> [Set task]: Repeat, without any change, the entries presented below.
%%
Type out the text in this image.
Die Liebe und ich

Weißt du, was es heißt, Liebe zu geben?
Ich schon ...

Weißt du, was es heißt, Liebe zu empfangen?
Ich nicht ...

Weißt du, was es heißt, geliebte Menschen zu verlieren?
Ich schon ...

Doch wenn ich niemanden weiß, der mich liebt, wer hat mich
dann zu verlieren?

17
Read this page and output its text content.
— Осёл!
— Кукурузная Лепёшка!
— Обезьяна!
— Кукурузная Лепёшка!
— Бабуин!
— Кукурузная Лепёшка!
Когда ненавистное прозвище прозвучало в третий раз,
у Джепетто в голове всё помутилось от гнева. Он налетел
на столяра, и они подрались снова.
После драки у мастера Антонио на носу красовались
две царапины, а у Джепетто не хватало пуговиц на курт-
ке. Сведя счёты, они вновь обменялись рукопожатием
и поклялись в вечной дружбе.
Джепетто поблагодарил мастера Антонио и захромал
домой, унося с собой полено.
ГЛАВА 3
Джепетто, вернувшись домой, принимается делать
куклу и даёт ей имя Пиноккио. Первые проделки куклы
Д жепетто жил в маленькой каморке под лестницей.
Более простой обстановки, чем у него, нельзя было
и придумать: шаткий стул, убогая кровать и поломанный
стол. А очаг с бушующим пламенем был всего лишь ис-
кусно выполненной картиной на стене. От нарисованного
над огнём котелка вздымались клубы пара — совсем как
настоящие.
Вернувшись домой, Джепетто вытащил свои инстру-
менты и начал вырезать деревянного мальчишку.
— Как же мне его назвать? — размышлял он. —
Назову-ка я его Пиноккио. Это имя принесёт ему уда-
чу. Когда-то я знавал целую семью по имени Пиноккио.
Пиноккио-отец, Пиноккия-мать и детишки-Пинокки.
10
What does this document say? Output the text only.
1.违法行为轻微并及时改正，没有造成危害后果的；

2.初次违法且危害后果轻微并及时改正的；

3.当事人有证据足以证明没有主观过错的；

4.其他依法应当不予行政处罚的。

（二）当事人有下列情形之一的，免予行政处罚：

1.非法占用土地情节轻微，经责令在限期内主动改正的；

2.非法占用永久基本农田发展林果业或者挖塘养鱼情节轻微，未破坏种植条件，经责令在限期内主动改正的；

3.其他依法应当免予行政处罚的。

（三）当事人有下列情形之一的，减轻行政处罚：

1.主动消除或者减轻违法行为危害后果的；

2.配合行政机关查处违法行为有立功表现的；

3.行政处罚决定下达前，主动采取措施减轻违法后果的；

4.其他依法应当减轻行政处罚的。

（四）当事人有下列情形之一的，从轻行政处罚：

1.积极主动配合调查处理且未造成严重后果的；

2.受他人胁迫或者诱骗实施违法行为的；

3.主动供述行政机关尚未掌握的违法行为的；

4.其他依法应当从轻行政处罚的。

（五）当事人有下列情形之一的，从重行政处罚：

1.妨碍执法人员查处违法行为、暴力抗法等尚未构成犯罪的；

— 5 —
%%
> [The output]:
Type out the text in this image.
Die Liebe und ich

Weißt du, was es heißt, Liebe zu geben?
Ich schon ...

Weißt du, was es heißt, Liebe zu empfangen?
Ich nicht ...

Weißt du, was es heißt, geliebte Menschen zu verlieren?
Ich schon ...

Doch wenn ich niemanden weiß, der mich liebt, wer hat mich
dann zu verlieren?

17
Read this page and output its text content.
— Осёл!
— Кукурузная Лепёшка!
— Обезьяна!
— Кукурузная Лепёшка!
— Бабуин!
— Кукурузная Лепёшка!
Когда ненавистное прозвище прозвучало в третий раз,
у Джепетто в голове всё помутилось от гнева. Он налетел
на столяра, и они подрались снова.
После драки у мастера Антонио на носу красовались
две царапины, а у Джепетто не хватало пуговиц на курт-
ке. Сведя счёты, они вновь обменялись рукопожатием
и поклялись в вечной дружбе.
Джепетто поблагодарил мастера Антонио и захромал
домой, унося с собой полено.
ГЛАВА 3
Джепетто, вернувшись домой, принимается делать
куклу и даёт ей имя Пиноккио. Первые проделки куклы
Д жепетто жил в маленькой каморке под лестницей.
Более простой обстановки, чем у него, нельзя было
и придумать: шаткий стул, убогая кровать и поломанный
стол. А очаг с бушующим пламенем был всего лишь ис-
кусно выполненной картиной на стене. От нарисованного
над огнём котелка вздымались клубы пара — совсем как
настоящие.
Вернувшись домой, Джепетто вытащил свои инстру-
менты и начал вырезать деревянного мальчишку.
— Как же мне его назвать? — размышлял он. —
Назову-ка я его Пиноккио. Это имя принесёт ему уда-
чу. Когда-то я знавал целую семью по имени Пиноккио.
Пиноккио-отец, Пиноккия-мать и детишки-Пинокки.
10
What does this document say? Output the text only.
1.违法行为轻微并及时改正，没有造成危害后果的；

2.初次违法且危害后果轻微并及时改正的；

3.当事人有证据足以证明没有主观过错的；

4.其他依法应当不予行政处罚的。

（二）当事人有下列情形之一的，免予行政处罚：

1.非法占用土地情节轻微，经责令在限期内主动改正的；

2.非法占用永久基本农田发展林果业或者挖塘养鱼情节轻微，未破坏种植条件，经责令在限期内主动改正的；

3.其他依法应当免予行政处罚的。

（三）当事人有下列情形之一的，减轻行政处罚：

1.主动消除或者减轻违法行为危害后果的；

2.配合行政机关查处违法行为有立功表现的；

3.行政处罚决定下达前，主动采取措施减轻违法后果的；

4.其他依法应当减轻行政处罚的。

（四）当事人有下列情形之一的，从轻行政处罚：

1.积极主动配合调查处理且未造成严重后果的；

2.受他人胁迫或者诱骗实施违法行为的；

3.主动供述行政机关尚未掌握的违法行为的；

4.其他依法应当从轻行政处罚的。

（五）当事人有下列情形之一的，从重行政处罚：

1.妨碍执法人员查处违法行为、暴力抗法等尚未构成犯罪的；

— 5 —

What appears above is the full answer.